**Stated problem:** Extend the passage on measuring the speed of light and the history of length standards, starting after its final sentence.

**Source extract:**
The assertion was that you can at least in principle use laboratory
measurements of the speed of light to see if it varies.

To see that you can't you need to have at least a vague idea
of how such measurements are done.
A) you build a stable light source.
B) you set up a fixed resonator for it to create a standing wave.
C) using the tricks of the trade you determine
how many wavelength there are in it.
D) idem, and far more difficult, you measure the frequency
of your light source, wrt to an atomic clock.
(frequency dividing, multiplexing, counting etc. very hard)
E) Knowing wavelength and frequency give you speed of light.

All this is the end point of a long evolution.
With a very broad brush:
Starting in the 19th century,
physicists were completely ignorant of the structure of matter,
so units such as platinum bars with scratches
were accepted without further thought.
The speed of light was something you measured with rulers and clocks.

By the end of the 19th people like Rowland
started optical precision measurements,
using interferometry and spectral lines with calibrated wavelengths.
Ultimately all modern precision manufacture came to depend on it.

This soon raised a problem:
the precision of wavelength calibrations inceased to the point
where it came to be limited by the precision to which meter rods
could be reproduced at the site where the wavelength measurements
were done.

So the next step was obvious and inevitable:
the meter was redefined in terms of a suitable stable wavelength,
and the metal bars and blocks became secondary standards.

Next came the precision speed of light measurements, see above.

**Dataset rows:**
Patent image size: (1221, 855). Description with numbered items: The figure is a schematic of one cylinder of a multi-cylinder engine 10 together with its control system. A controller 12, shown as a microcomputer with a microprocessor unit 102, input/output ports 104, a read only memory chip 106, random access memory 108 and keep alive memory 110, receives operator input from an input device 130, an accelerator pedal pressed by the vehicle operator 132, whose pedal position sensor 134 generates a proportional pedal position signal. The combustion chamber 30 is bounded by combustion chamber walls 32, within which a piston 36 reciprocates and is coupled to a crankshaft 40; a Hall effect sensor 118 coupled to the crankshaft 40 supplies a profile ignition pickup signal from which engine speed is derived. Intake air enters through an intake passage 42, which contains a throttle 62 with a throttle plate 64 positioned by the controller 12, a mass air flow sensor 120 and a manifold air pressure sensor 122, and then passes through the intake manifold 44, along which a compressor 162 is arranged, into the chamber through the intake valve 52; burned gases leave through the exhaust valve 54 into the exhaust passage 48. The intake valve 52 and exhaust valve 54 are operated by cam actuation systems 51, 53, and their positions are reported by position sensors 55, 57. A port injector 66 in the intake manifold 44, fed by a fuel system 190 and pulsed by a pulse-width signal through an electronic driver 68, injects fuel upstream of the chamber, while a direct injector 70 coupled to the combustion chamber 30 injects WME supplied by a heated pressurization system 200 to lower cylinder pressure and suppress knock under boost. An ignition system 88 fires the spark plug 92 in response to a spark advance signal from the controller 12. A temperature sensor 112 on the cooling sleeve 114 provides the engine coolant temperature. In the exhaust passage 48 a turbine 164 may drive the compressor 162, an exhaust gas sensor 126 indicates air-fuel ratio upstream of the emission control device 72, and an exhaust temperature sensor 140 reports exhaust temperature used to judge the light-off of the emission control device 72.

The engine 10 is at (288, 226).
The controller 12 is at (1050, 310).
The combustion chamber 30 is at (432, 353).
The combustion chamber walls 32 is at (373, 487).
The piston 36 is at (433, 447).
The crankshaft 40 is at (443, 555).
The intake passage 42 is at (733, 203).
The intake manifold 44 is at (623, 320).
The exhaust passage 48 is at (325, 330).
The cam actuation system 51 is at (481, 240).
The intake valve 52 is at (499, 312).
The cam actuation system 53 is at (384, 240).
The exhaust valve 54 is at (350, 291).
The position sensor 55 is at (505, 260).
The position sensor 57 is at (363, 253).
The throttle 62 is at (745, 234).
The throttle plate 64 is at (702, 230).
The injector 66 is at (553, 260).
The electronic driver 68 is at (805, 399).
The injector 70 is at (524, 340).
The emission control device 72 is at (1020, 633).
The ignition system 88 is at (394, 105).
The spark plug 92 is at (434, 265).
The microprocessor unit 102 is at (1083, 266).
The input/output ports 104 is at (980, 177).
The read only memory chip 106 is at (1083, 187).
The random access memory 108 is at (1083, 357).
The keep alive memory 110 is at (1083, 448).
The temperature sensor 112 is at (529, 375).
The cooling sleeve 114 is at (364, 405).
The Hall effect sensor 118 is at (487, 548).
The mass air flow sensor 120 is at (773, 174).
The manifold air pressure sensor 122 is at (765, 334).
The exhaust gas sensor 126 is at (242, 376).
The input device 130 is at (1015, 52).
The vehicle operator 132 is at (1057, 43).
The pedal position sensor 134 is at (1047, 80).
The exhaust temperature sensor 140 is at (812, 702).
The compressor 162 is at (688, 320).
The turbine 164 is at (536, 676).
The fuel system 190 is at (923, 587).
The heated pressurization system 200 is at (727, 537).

**Solved problem:**
Again, the same problem arose:
the precision of the light speed measurement was limited
by the accuracy to which that standard wavelength could be reproduced.

So, again, the meter was redefined
now in terms of the frequency of the light source
and a defined value for the speed of light.

This eliminated the meter completely as a fundamental unit,
and all measurements of distance and size
were reduced to measurements of time intervals.
What used to be a measurement of the speed of light
now became a calibration of a standard wavelength,
so of a secondary meter standard.

So the speed of light has dropped out of the story.
If it were to change,
all -measured- lengths of all objects would change in the same way,
and by Alice, this would be unobservable.

Next comes the very good question:
in how far does this capture physical reality?
After all, we can invent other length units.
Would they all vary in the same way? Can we test this?

Going back in history,
the only other length unit that is reproducible enough
for comparison is the metal bar meter.
Supposing some fundemental things are time dependent,
would the platinum meter change in the same way
as the optically defined meter?
(or as I joked several times already,
since precision manufacturing uses optical standards,
would yesterdays pistons fit tomorrows engines)

More practical, in the lab,
would a standing wave that fits an optical resonator
set on a metal frame or granite block go on fitting it forever?

If not, we have a new effect, but what is it,
and how would we interpreted it?
I'll explain in a #2 that the problem could not lie
with the frequency, hence with the clocks,
so we must look at the length units.

Fortuantely, a hundred years of progress
has given us an understanding of the structure of matter,
so we understand our units, at least in principle.

For optical wavelengths the scale is set by the Rydberg unit
(energy, inverse wavelength, frequency)
In crap-free units the Rydberg wavelength is 1/ \alpha^2 m_{electron}
(with a whole slew of higher order corrections)

For dimensions of material objects otoh
the scale is the Bohr radius,
which is (again crap-free) 1/\alpha m_{electron}.
(again with a whole slew of higher order corrections)
So they differ to lowest order by a factor of \alpha.

Now, after all these preliminaries, we can deal with Helbig's question.
The meaningless question: can the measured speed of light vary?
becomes a meaningful question if we rephrase it as:
if things in the universe are variable,
would all possible length units vary in the same way?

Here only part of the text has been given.